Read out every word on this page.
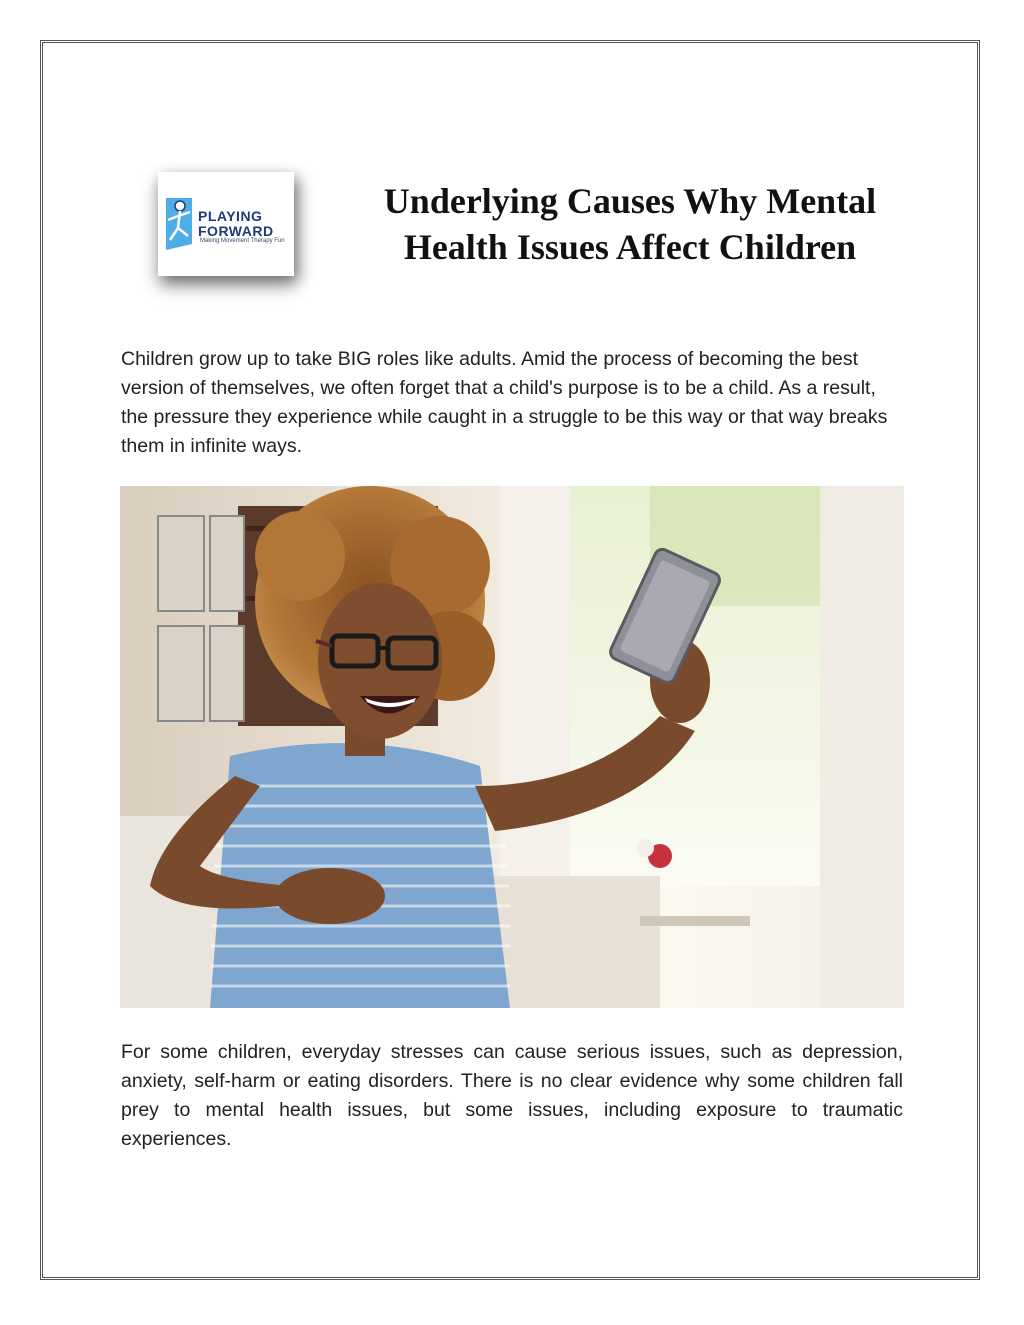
PLAYING
FORWARD
Making Movement Therapy Fun
Underlying Causes Why Mental
Health Issues Affect Children
Children grow up to take BIG roles like adults. Amid the process of becoming the best version of themselves, we often forget that a child's purpose is to be a child. As a result, the pressure they experience while caught in a struggle to be this way or that way breaks them in infinite ways.
For some children, everyday stresses can cause serious issues, such as depression, anxiety, self-harm or eating disorders. There is no clear evidence why some children fall prey to mental health issues, but some issues, including exposure to traumatic experiences.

┄┄┄┄┄┄

Go through the listing above and quote it exactly, apart from its images.

Read out every word on this page.
PLAYING
FORWARD
Making Movement Therapy Fun
Underlying Causes Why Mental
Health Issues Affect Children
Children grow up to take BIG roles like adults. Amid the process of becoming the best version of themselves, we often forget that a child's purpose is to be a child. As a result, the pressure they experience while caught in a struggle to be this way or that way breaks them in infinite ways.
For some children, everyday stresses can cause serious issues, such as depression, anxiety, self-harm or eating disorders. There is no clear evidence why some children fall prey to mental health issues, but some issues, including exposure to traumatic experiences.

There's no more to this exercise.